*Figure collection entries*:

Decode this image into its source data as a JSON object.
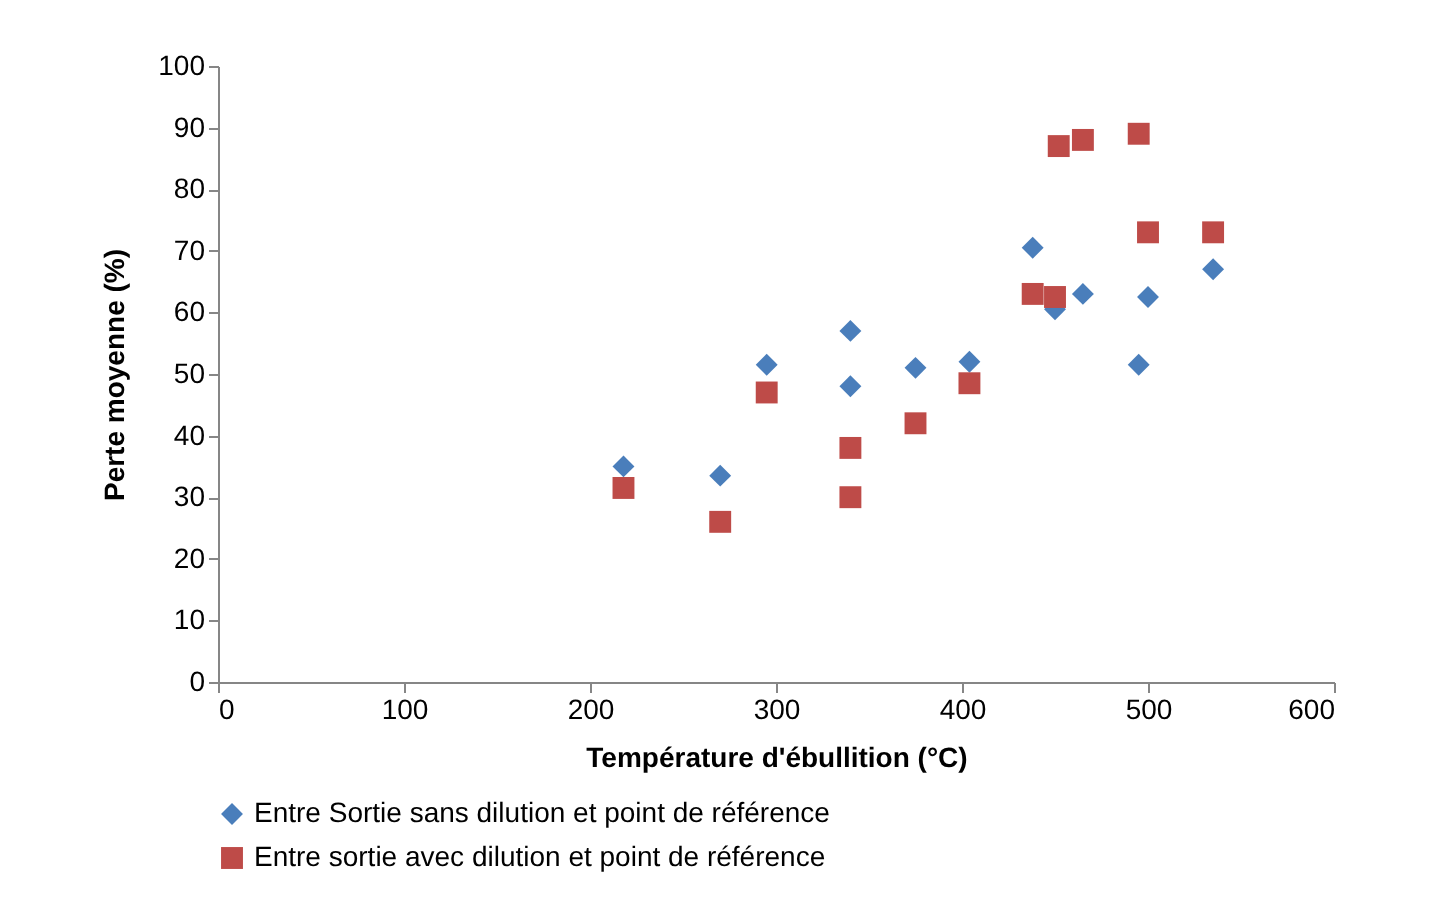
{
  "chart_data": {
    "type": "scatter",
    "xlabel": "Température d'ébullition (°C)",
    "ylabel": "Perte moyenne  (%)",
    "xlim": [
      0,
      600
    ],
    "xticks": [
      0,
      100,
      200,
      300,
      400,
      500,
      600
    ],
    "ylim": [
      0,
      100
    ],
    "yticks": [
      0,
      10,
      20,
      30,
      40,
      50,
      60,
      70,
      80,
      90,
      100
    ],
    "grid": false,
    "legend": "bottom",
    "series": [
      {
        "name": "Entre Sortie sans dilution et point de référence",
        "color": "#4a7ebb",
        "marker": "diamond",
        "x": [
          218,
          270,
          295,
          340,
          340,
          375,
          404,
          438,
          450,
          465,
          495,
          500,
          535
        ],
        "values": [
          35,
          33.5,
          51.5,
          57,
          48,
          51,
          52,
          70.5,
          60.5,
          63,
          51.5,
          62.5,
          67
        ]
      },
      {
        "name": "Entre sortie avec dilution et point de référence",
        "color": "#be4b48",
        "marker": "square",
        "x": [
          218,
          270,
          295,
          340,
          340,
          375,
          404,
          438,
          450,
          452,
          465,
          495,
          500,
          535
        ],
        "values": [
          31.5,
          26,
          47,
          38,
          30,
          42,
          48.5,
          63,
          62.5,
          87,
          88,
          89,
          73,
          73
        ]
      }
    ]
  }
}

*Aim*:
Copy each line above that contains the string "référence".

*Solution to the exercise*:
        "name": "Entre Sortie sans dilution et point de référence",
        "name": "Entre sortie avec dilution et point de référence",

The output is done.